======== Materials provided ========

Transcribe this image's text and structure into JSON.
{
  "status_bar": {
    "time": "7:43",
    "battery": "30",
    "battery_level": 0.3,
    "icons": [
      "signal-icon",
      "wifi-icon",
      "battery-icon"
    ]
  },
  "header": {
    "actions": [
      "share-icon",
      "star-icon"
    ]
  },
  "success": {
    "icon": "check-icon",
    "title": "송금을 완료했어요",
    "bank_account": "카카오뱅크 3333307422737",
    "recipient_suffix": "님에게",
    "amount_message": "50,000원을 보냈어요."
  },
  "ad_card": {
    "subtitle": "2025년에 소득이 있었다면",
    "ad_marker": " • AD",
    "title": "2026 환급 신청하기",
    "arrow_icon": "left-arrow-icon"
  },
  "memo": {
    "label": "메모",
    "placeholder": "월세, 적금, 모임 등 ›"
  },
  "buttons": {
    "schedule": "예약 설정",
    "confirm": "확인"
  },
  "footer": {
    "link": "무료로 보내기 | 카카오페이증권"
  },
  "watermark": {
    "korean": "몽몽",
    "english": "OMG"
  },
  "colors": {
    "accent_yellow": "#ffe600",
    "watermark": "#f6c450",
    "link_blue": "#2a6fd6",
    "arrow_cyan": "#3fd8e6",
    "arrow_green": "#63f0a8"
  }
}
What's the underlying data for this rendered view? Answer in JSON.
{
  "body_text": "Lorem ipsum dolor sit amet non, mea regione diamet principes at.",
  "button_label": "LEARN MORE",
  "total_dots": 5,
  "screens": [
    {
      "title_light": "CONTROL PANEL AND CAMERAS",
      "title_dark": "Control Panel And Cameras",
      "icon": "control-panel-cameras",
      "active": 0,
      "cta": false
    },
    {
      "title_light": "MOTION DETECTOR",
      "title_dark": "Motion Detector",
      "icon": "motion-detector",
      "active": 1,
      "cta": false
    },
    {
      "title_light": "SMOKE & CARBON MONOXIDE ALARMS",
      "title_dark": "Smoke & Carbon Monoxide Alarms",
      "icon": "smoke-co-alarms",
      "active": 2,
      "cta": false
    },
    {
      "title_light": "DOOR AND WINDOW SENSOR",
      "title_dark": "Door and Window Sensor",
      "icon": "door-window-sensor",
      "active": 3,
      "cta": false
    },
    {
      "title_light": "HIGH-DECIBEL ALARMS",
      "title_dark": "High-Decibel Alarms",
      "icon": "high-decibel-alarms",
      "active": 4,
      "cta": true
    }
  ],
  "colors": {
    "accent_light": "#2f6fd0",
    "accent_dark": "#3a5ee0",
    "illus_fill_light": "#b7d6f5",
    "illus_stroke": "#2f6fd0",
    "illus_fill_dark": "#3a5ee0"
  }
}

========

▸ **Requirement**: Repeat the lines above exactly.

▸ **Exercise result**:
Transcribe this image's text and structure into JSON.
{
  "status_bar": {
    "time": "7:43",
    "battery": "30",
    "battery_level": 0.3,
    "icons": [
      "signal-icon",
      "wifi-icon",
      "battery-icon"
    ]
  },
  "header": {
    "actions": [
      "share-icon",
      "star-icon"
    ]
  },
  "success": {
    "icon": "check-icon",
    "title": "송금을 완료했어요",
    "bank_account": "카카오뱅크 3333307422737",
    "recipient_suffix": "님에게",
    "amount_message": "50,000원을 보냈어요."
  },
  "ad_card": {
    "subtitle": "2025년에 소득이 있었다면",
    "ad_marker": " • AD",
    "title": "2026 환급 신청하기",
    "arrow_icon": "left-arrow-icon"
  },
  "memo": {
    "label": "메모",
    "placeholder": "월세, 적금, 모임 등 ›"
  },
  "buttons": {
    "schedule": "예약 설정",
    "confirm": "확인"
  },
  "footer": {
    "link": "무료로 보내기 | 카카오페이증권"
  },
  "watermark": {
    "korean": "몽몽",
    "english": "OMG"
  },
  "colors": {
    "accent_yellow": "#ffe600",
    "watermark": "#f6c450",
    "link_blue": "#2a6fd6",
    "arrow_cyan": "#3fd8e6",
    "arrow_green": "#63f0a8"
  }
}
What's the underlying data for this rendered view? Answer in JSON.
{
  "body_text": "Lorem ipsum dolor sit amet non, mea regione diamet principes at.",
  "button_label": "LEARN MORE",
  "total_dots": 5,
  "screens": [
    {
      "title_light": "CONTROL PANEL AND CAMERAS",
      "title_dark": "Control Panel And Cameras",
      "icon": "control-panel-cameras",
      "active": 0,
      "cta": false
    },
    {
      "title_light": "MOTION DETECTOR",
      "title_dark": "Motion Detector",
      "icon": "motion-detector",
      "active": 1,
      "cta": false
    },
    {
      "title_light": "SMOKE & CARBON MONOXIDE ALARMS",
      "title_dark": "Smoke & Carbon Monoxide Alarms",
      "icon": "smoke-co-alarms",
      "active": 2,
      "cta": false
    },
    {
      "title_light": "DOOR AND WINDOW SENSOR",
      "title_dark": "Door and Window Sensor",
      "icon": "door-window-sensor",
      "active": 3,
      "cta": false
    },
    {
      "title_light": "HIGH-DECIBEL ALARMS",
      "title_dark": "High-Decibel Alarms",
      "icon": "high-decibel-alarms",
      "active": 4,
      "cta": true
    }
  ],
  "colors": {
    "accent_light": "#2f6fd0",
    "accent_dark": "#3a5ee0",
    "illus_fill_light": "#b7d6f5",
    "illus_stroke": "#2f6fd0",
    "illus_fill_dark": "#3a5ee0"
  }
}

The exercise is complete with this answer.